Data for processing:
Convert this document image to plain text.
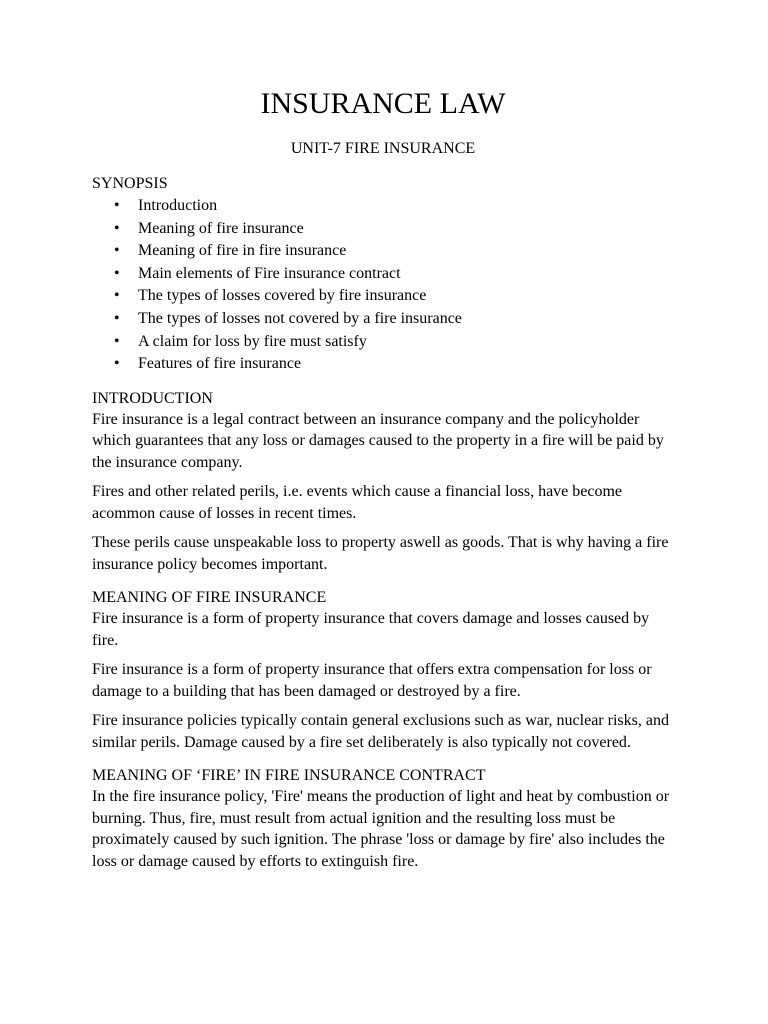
INSURANCE LAW
UNIT-7 FIRE INSURANCE

SYNOPSIS

• Introduction
• Meaning of fire insurance
• Meaning of fire in fire insurance
• Main elements of Fire insurance contract
• The types of losses covered by fire insurance
• The types of losses not covered by a fire insurance
• A claim for loss by fire must satisfy
• Features of fire insurance

INTRODUCTION

Fire insurance is a legal contract between an insurance company and the policyholder which guarantees that any loss or damages caused to the property in a fire will be paid by the insurance company.

Fires and other related perils, i.e. events which cause a financial loss, have become acommon cause of losses in recent times.

These perils cause unspeakable loss to property aswell as goods. That is why having a fire insurance policy becomes important.

MEANING OF FIRE INSURANCE

Fire insurance is a form of property insurance that covers damage and losses caused by fire.

Fire insurance is a form of property insurance that offers extra compensation for loss or damage to a building that has been damaged or destroyed by a fire.

Fire insurance policies typically contain general exclusions such as war, nuclear risks, and similar perils. Damage caused by a fire set deliberately is also typically not covered.

MEANING OF ‘FIRE’ IN FIRE INSURANCE CONTRACT

In the fire insurance policy, 'Fire' means the production of light and heat by combustion or burning. Thus, fire, must result from actual ignition and the resulting loss must be proximately caused by such ignition. The phrase 'loss or damage by fire' also includes the loss or damage caused by efforts to extinguish fire.
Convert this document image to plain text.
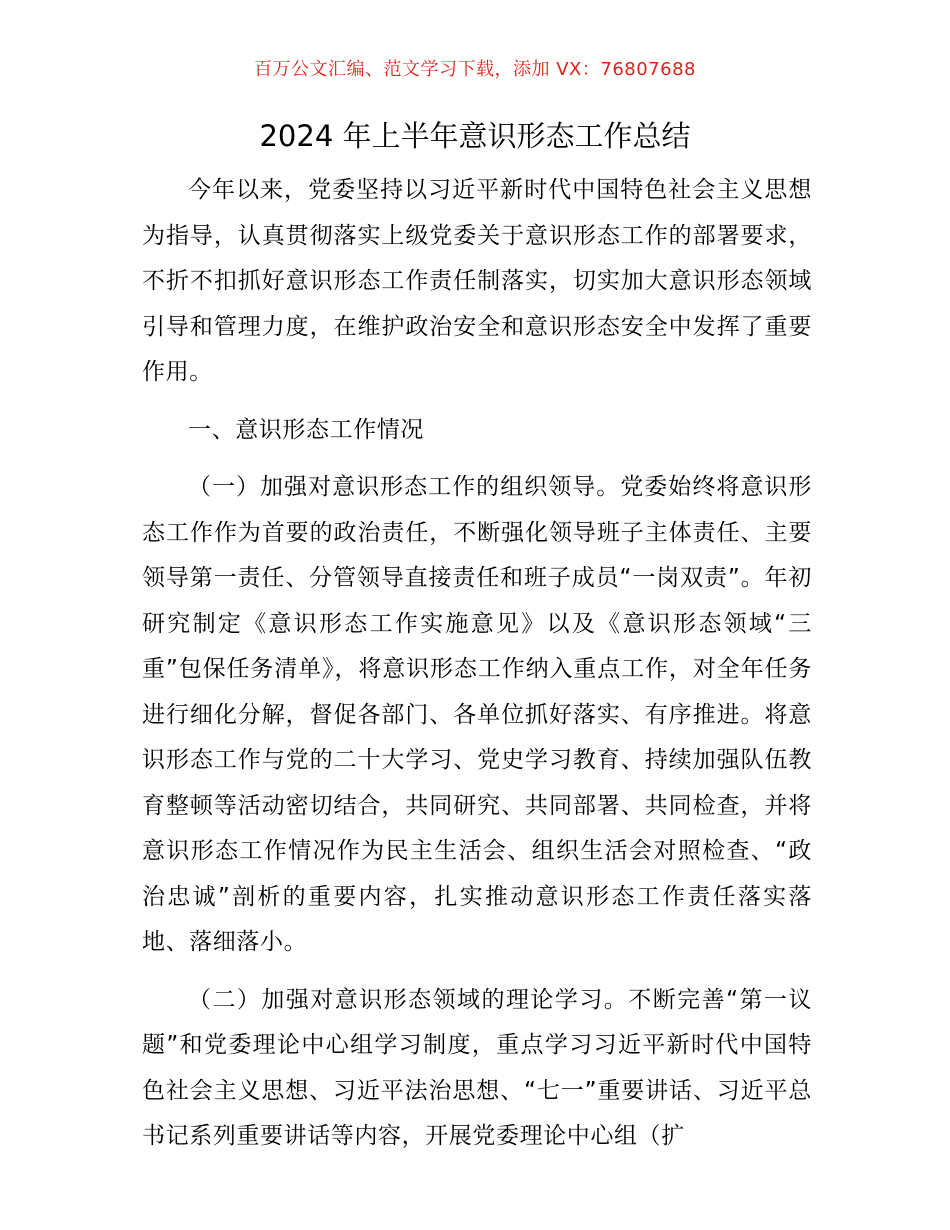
百万公文汇编、范文学习下载，添加 VX：76807688
2024 年上半年意识形态工作总结

今年以来，党委坚持以习近平新时代中国特色社会主义思想为指导，认真贯彻落实上级党委关于意识形态工作的部署要求，不折不扣抓好意识形态工作责任制落实，切实加大意识形态领域引导和管理力度，在维护政治安全和意识形态安全中发挥了重要作用。

一、意识形态工作情况

（一）加强对意识形态工作的组织领导。党委始终将意识形态工作作为首要的政治责任，不断强化领导班子主体责任、主要领导第一责任、分管领导直接责任和班子成员“一岗双责”。年初研究制定《意识形态工作实施意见》以及《意识形态领域“三重”包保任务清单》，将意识形态工作纳入重点工作，对全年任务进行细化分解，督促各部门、各单位抓好落实、有序推进。将意识形态工作与党的二十大学习、党史学习教育、持续加强队伍教育整顿等活动密切结合，共同研究、共同部署、共同检查，并将意识形态工作情况作为民主生活会、组织生活会对照检查、“政治忠诚”剖析的重要内容，扎实推动意识形态工作责任落实落地、落细落小。

（二）加强对意识形态领域的理论学习。不断完善“第一议题”和党委理论中心组学习制度，重点学习习近平新时代中国特色社会主义思想、习近平法治思想、“七一”重要讲话、习近平总书记系列重要讲话等内容，开展党委理论中心组（扩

Set problem:
Strip out the images, then output the records above word for word.

Solution:
Convert this document image to plain text.
INSURANCE LAW
UNIT-7 FIRE INSURANCE

SYNOPSIS

• Introduction
• Meaning of fire insurance
• Meaning of fire in fire insurance
• Main elements of Fire insurance contract
• The types of losses covered by fire insurance
• The types of losses not covered by a fire insurance
• A claim for loss by fire must satisfy
• Features of fire insurance

INTRODUCTION

Fire insurance is a legal contract between an insurance company and the policyholder which guarantees that any loss or damages caused to the property in a fire will be paid by the insurance company.

Fires and other related perils, i.e. events which cause a financial loss, have become acommon cause of losses in recent times.

These perils cause unspeakable loss to property aswell as goods. That is why having a fire insurance policy becomes important.

MEANING OF FIRE INSURANCE

Fire insurance is a form of property insurance that covers damage and losses caused by fire.

Fire insurance is a form of property insurance that offers extra compensation for loss or damage to a building that has been damaged or destroyed by a fire.

Fire insurance policies typically contain general exclusions such as war, nuclear risks, and similar perils. Damage caused by a fire set deliberately is also typically not covered.

MEANING OF ‘FIRE’ IN FIRE INSURANCE CONTRACT

In the fire insurance policy, 'Fire' means the production of light and heat by combustion or burning. Thus, fire, must result from actual ignition and the resulting loss must be proximately caused by such ignition. The phrase 'loss or damage by fire' also includes the loss or damage caused by efforts to extinguish fire.
Convert this document image to plain text.
百万公文汇编、范文学习下载，添加 VX：76807688
2024 年上半年意识形态工作总结

今年以来，党委坚持以习近平新时代中国特色社会主义思想为指导，认真贯彻落实上级党委关于意识形态工作的部署要求，不折不扣抓好意识形态工作责任制落实，切实加大意识形态领域引导和管理力度，在维护政治安全和意识形态安全中发挥了重要作用。

一、意识形态工作情况

（一）加强对意识形态工作的组织领导。党委始终将意识形态工作作为首要的政治责任，不断强化领导班子主体责任、主要领导第一责任、分管领导直接责任和班子成员“一岗双责”。年初研究制定《意识形态工作实施意见》以及《意识形态领域“三重”包保任务清单》，将意识形态工作纳入重点工作，对全年任务进行细化分解，督促各部门、各单位抓好落实、有序推进。将意识形态工作与党的二十大学习、党史学习教育、持续加强队伍教育整顿等活动密切结合，共同研究、共同部署、共同检查，并将意识形态工作情况作为民主生活会、组织生活会对照检查、“政治忠诚”剖析的重要内容，扎实推动意识形态工作责任落实落地、落细落小。

（二）加强对意识形态领域的理论学习。不断完善“第一议题”和党委理论中心组学习制度，重点学习习近平新时代中国特色社会主义思想、习近平法治思想、“七一”重要讲话、习近平总书记系列重要讲话等内容，开展党委理论中心组（扩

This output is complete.